(A block of data)
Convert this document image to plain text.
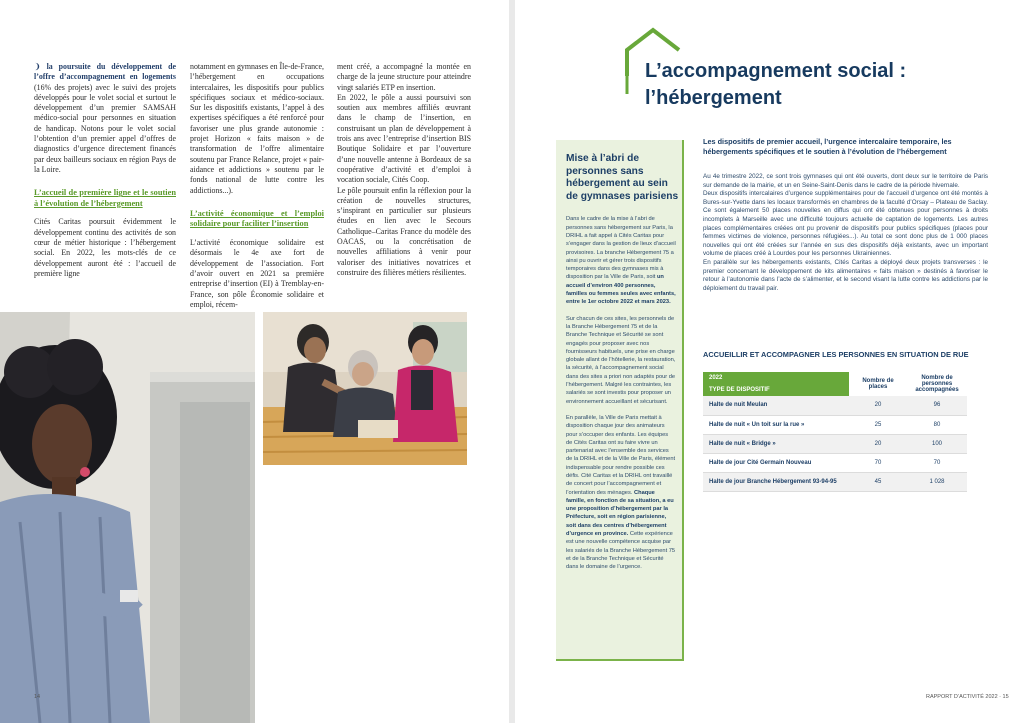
❩ la poursuite du développement de l’offre d’accompagnement en logements (16% des projets) avec le suivi des projets développés pour le volet social et surtout le développement d’un premier SAMSAH médico-social pour personnes en situation de handicap. Notons pour le volet social l’obtention d’un premier appel d’offres de diagnostics d’urgence directement financés par deux bailleurs sociaux en région Pays de la Loire.

L’accueil de première ligne et le soutien à l’évolution de l’hébergement

Cités Caritas poursuit évidemment le développement continu des activités de son cœur de métier historique : l’hébergement social. En 2022, les mots-clés de ce développement auront été : l’accueil de première ligne

notamment en gymnases en Île-de-France, l’hébergement en occupations intercalaires, les dispositifs pour publics spécifiques sociaux et médico-sociaux. Sur les dispositifs existants, l’appel à des expertises spécifiques a été renforcé pour favoriser une plus grande autonomie : projet Horizon « faits maison » de transformation de l’offre alimentaire soutenu par France Relance, projet « pair-aidance et addictions » soutenu par le fonds national de lutte contre les addictions...).

L’activité économique et l’emploi solidaire pour faciliter l’insertion

L’activité économique solidaire est désormais le 4e axe fort de développement de l’association. Fort d’avoir ouvert en 2021 sa première entreprise d’insertion (EI) à Tremblay-en-France, son pôle Économie solidaire et emploi, récem-

ment créé, a accompagné la montée en charge de la jeune structure pour atteindre vingt salariés ETP en insertion.

En 2022, le pôle a aussi poursuivi son soutien aux membres affiliés œuvrant dans le champ de l’insertion, en construisant un plan de développement à trois ans avec l’entreprise d’insertion BIS Boutique Solidaire et par l’ouverture d’une nouvelle antenne à Bordeaux de sa coopérative d’activité et d’emploi à vocation sociale, Cités Coop.

Le pôle poursuit enfin la réflexion pour la création de nouvelles structures, s’inspirant en particulier sur plusieurs études en lien avec le Secours Catholique–Caritas France du modèle des OACAS, ou la concrétisation de nouvelles affiliations à venir pour valoriser des initiatives novatrices et construire des filières métiers résilientes.

14
L’accompagnement social :
l’hébergement
Mise à l’abri de personnes sans hébergement au sein de gymnases parisiens

Dans le cadre de la mise à l’abri de personnes sans hébergement sur Paris, la DRIHL a fait appel à Cités Caritas pour s’engager dans la gestion de lieux d’accueil provisoires. La branche Hébergement 75 a ainsi pu ouvrir et gérer trois dispositifs temporaires dans des gymnases mis à disposition par la Ville de Paris, soit un accueil d’environ 400 personnes, familles ou femmes seules avec enfants, entre le 1er octobre 2022 et mars 2023.

Sur chacun de ces sites, les personnels de la Branche Hébergement 75 et de la Branche Technique et Sécurité se sont engagés pour proposer avec nos fournisseurs habituels, une prise en charge globale allant de l’hôtellerie, la restauration, la sécurité, à l’accompagnement social dans des sites a priori non adaptés pour de l’hébergement. Malgré les contraintes, les salariés se sont investis pour proposer un environnement accueillant et sécurisant.

En parallèle, la Ville de Paris mettait à disposition chaque jour des animateurs pour s’occuper des enfants. Les équipes de Cités Caritas ont su faire vivre un partenariat avec l’ensemble des services de la DRIHL et de la Ville de Paris, élément indispensable pour rendre possible ces défis. Cité Caritas et la DRIHL ont travaillé de concert pour l’accompagnement et l’orientation des ménages. Chaque famille, en fonction de sa situation, a eu une proposition d’hébergement par la Préfecture, soit en région parisienne, soit dans des centres d’hébergement d’urgence en province. Cette expérience est une nouvelle compétence acquise par les salariés de la Branche Hébergement 75 et de la Branche Technique et Sécurité dans le domaine de l’urgence.

Les dispositifs de premier accueil, l’urgence intercalaire temporaire, les hébergements spécifiques et le soutien à l’évolution de l’hébergement

Au 4e trimestre 2022, ce sont trois gymnases qui ont été ouverts, dont deux sur le territoire de Paris sur demande de la mairie, et un en Seine-Saint-Denis dans le cadre de la période hivernale.

Deux dispositifs intercalaires d’urgence supplémentaires pour de l’accueil d’urgence ont été montés à Bures-sur-Yvette dans les locaux transformés en chambres de la faculté d’Orsay – Plateau de Saclay. Ce sont également 50 places nouvelles en diffus qui ont été obtenues pour personnes à droits incomplets à Marseille avec une difficulté toujours actuelle de captation de logements. Les autres places complémentaires créées ont pu provenir de dispositifs pour publics spécifiques (places pour femmes victimes de violence, personnes réfugiées...). Au total ce sont donc plus de 1 000 places nouvelles qui ont été créées sur l’année en sus des dispositifs déjà existants, avec un important volume de places créé à Lourdes pour les personnes Ukrainiennes.

En parallèle sur les hébergements existants, Cités Caritas a déployé deux projets transverses : le premier concernant le développement de kits alimentaires « faits maison » destinés à favoriser le retour à l’autonomie dans l’acte de s’alimenter, et le second visant la lutte contre les addictions par le déploiement du travail pair.

ACCUEILLIR ET ACCOMPAGNER LES PERSONNES EN SITUATION DE RUE
2022
TYPE DE DISPOSITIF	Nombre de places	Nombre de personnes accompagnées
Halte de nuit Meulan	20	96
Halte de nuit « Un toit sur la rue »	25	80
Halte de nuit « Bridge »	20	100
Halte de jour Cité Germain Nouveau	70	70
Halte de jour Branche Hébergement 93-94-95	45	1 028
RAPPORT D’ACTIVITÉ 2022 · 15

▸ Work to complete
Copy each line holding the word "Halte" from the listing above.

▸ Result
Halte de nuit Meulan	20	96
Halte de nuit « Un toit sur la rue »	25	80
Halte de nuit « Bridge »	20	100
Halte de jour Cité Germain Nouveau	70	70
Halte de jour Branche Hébergement 93-94-95	45	1 028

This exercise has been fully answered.